• **SHORT PROBLEM**
Output each entry verbatim and exclude every picture from it.

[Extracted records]
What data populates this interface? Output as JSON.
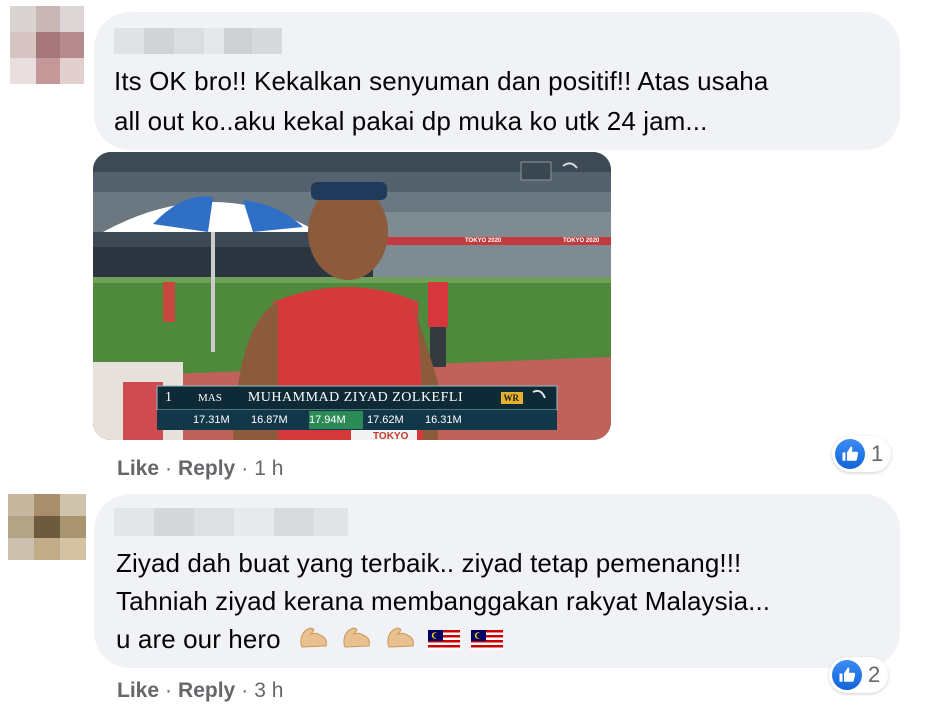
{
  "comments": [
    {
      "text_lines": [
        "Its OK bro!! Kekalkan senyuman dan positif!! Atas usaha",
        "all out ko..aku kekal pakai dp muka ko utk 24 jam..."
      ],
      "actions": {
        "like": "Like",
        "reply": "Reply",
        "time": "1 h",
        "dot": "·"
      },
      "reaction_count": "1",
      "photo": {
        "scoreboard": {
          "rank": "1",
          "country": "MAS",
          "athlete": "MUHAMMAD ZIYAD ZOLKEFLI",
          "badge": "WR",
          "attempts": [
            "17.31M",
            "16.87M",
            "17.94M",
            "17.62M",
            "16.31M"
          ]
        },
        "signage": [
          "TOKYO 2020",
          "TOKYO 2020",
          "TOKYO"
        ]
      }
    },
    {
      "text_lines": [
        "Ziyad dah buat yang terbaik.. ziyad tetap pemenang!!!",
        "Tahniah ziyad kerana membanggakan rakyat Malaysia...",
        "u are our hero"
      ],
      "actions": {
        "like": "Like",
        "reply": "Reply",
        "time": "3 h",
        "dot": "·"
      },
      "reaction_count": "2"
    }
  ],
  "icons": {
    "like_reaction": "thumbs-up-icon",
    "emoji_arm": "flexed-biceps-emoji",
    "emoji_flag": "malaysia-flag-emoji"
  },
  "colors": {
    "bubble": "#f0f2f5",
    "like_blue": "#1877f2",
    "secondary_text": "#65676b"
  }
}
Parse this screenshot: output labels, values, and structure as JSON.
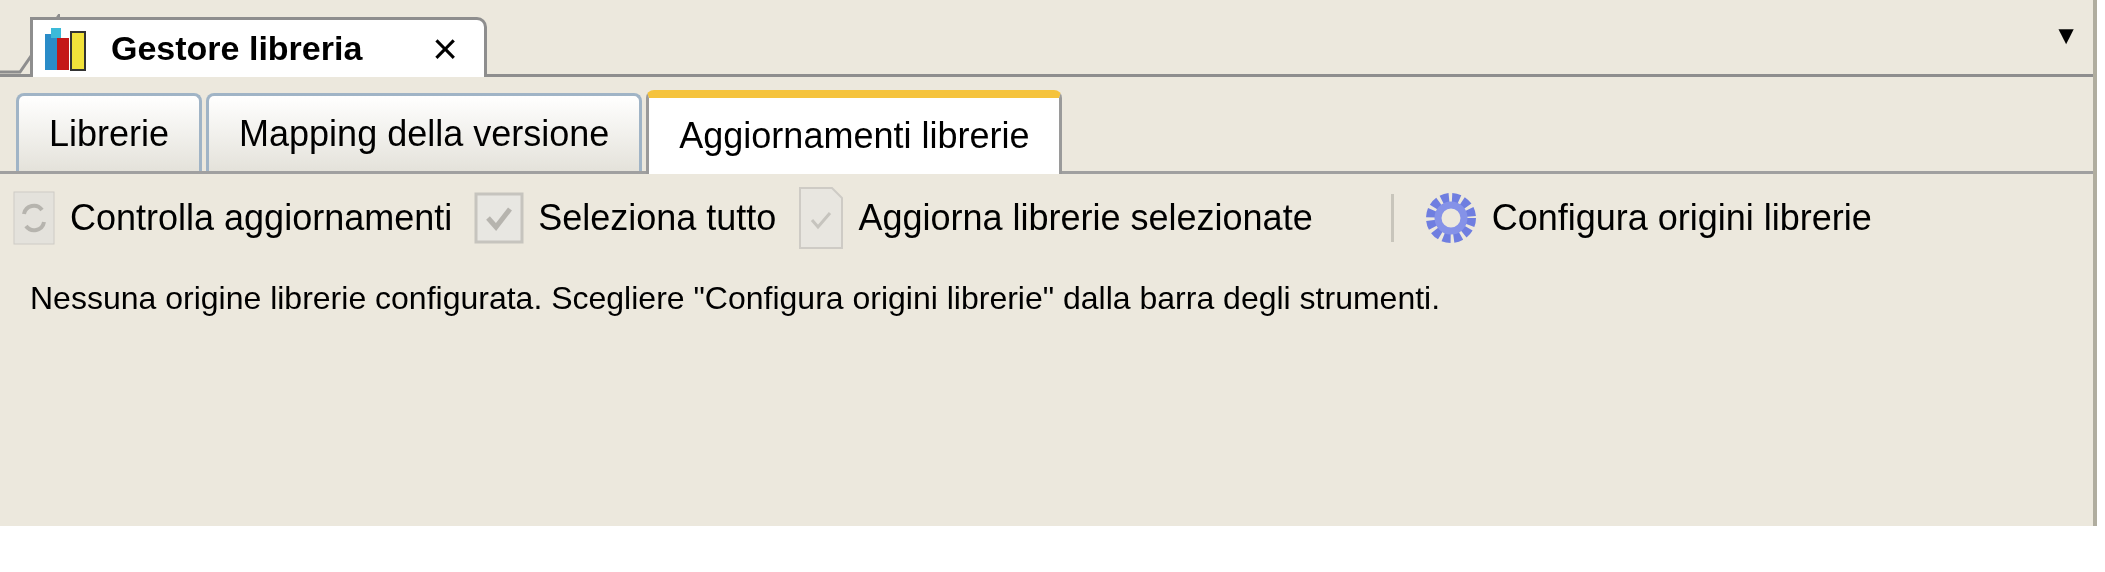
{
  "document_tab": {
    "title": "Gestore libreria",
    "close": "×"
  },
  "menu_arrow": "▼",
  "tabs": [
    {
      "label": "Librerie",
      "selected": false
    },
    {
      "label": "Mapping della versione",
      "selected": false
    },
    {
      "label": "Aggiornamenti librerie",
      "selected": true
    }
  ],
  "toolbar": [
    {
      "kind": "refresh",
      "label": "Controlla aggiornamenti",
      "disabled": true
    },
    {
      "kind": "check",
      "label": "Seleziona tutto",
      "disabled": true
    },
    {
      "kind": "document",
      "label": "Aggiorna librerie selezionate",
      "disabled": true
    },
    {
      "kind": "separator"
    },
    {
      "kind": "gear",
      "label": "Configura origini librerie",
      "disabled": false
    }
  ],
  "message": "Nessuna origine librerie configurata. Scegliere \"Configura origini librerie\" dalla barra degli strumenti."
}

• **THE ANSWER**
What data populates this interface? Output as JSON.
{
  "comments": [
    {
      "text_lines": [
        "Its OK bro!! Kekalkan senyuman dan positif!! Atas usaha",
        "all out ko..aku kekal pakai dp muka ko utk 24 jam..."
      ],
      "actions": {
        "like": "Like",
        "reply": "Reply",
        "time": "1 h",
        "dot": "·"
      },
      "reaction_count": "1",
      "photo": {
        "scoreboard": {
          "rank": "1",
          "country": "MAS",
          "athlete": "MUHAMMAD ZIYAD ZOLKEFLI",
          "badge": "WR",
          "attempts": [
            "17.31M",
            "16.87M",
            "17.94M",
            "17.62M",
            "16.31M"
          ]
        },
        "signage": [
          "TOKYO 2020",
          "TOKYO 2020",
          "TOKYO"
        ]
      }
    },
    {
      "text_lines": [
        "Ziyad dah buat yang terbaik.. ziyad tetap pemenang!!!",
        "Tahniah ziyad kerana membanggakan rakyat Malaysia...",
        "u are our hero"
      ],
      "actions": {
        "like": "Like",
        "reply": "Reply",
        "time": "3 h",
        "dot": "·"
      },
      "reaction_count": "2"
    }
  ],
  "icons": {
    "like_reaction": "thumbs-up-icon",
    "emoji_arm": "flexed-biceps-emoji",
    "emoji_flag": "malaysia-flag-emoji"
  },
  "colors": {
    "bubble": "#f0f2f5",
    "like_blue": "#1877f2",
    "secondary_text": "#65676b"
  }
}
Parse this screenshot: output labels, values, and structure as JSON.
{
  "document_tab": {
    "title": "Gestore libreria",
    "close": "×"
  },
  "menu_arrow": "▼",
  "tabs": [
    {
      "label": "Librerie",
      "selected": false
    },
    {
      "label": "Mapping della versione",
      "selected": false
    },
    {
      "label": "Aggiornamenti librerie",
      "selected": true
    }
  ],
  "toolbar": [
    {
      "kind": "refresh",
      "label": "Controlla aggiornamenti",
      "disabled": true
    },
    {
      "kind": "check",
      "label": "Seleziona tutto",
      "disabled": true
    },
    {
      "kind": "document",
      "label": "Aggiorna librerie selezionate",
      "disabled": true
    },
    {
      "kind": "separator"
    },
    {
      "kind": "gear",
      "label": "Configura origini librerie",
      "disabled": false
    }
  ],
  "message": "Nessuna origine librerie configurata. Scegliere \"Configura origini librerie\" dalla barra degli strumenti."
}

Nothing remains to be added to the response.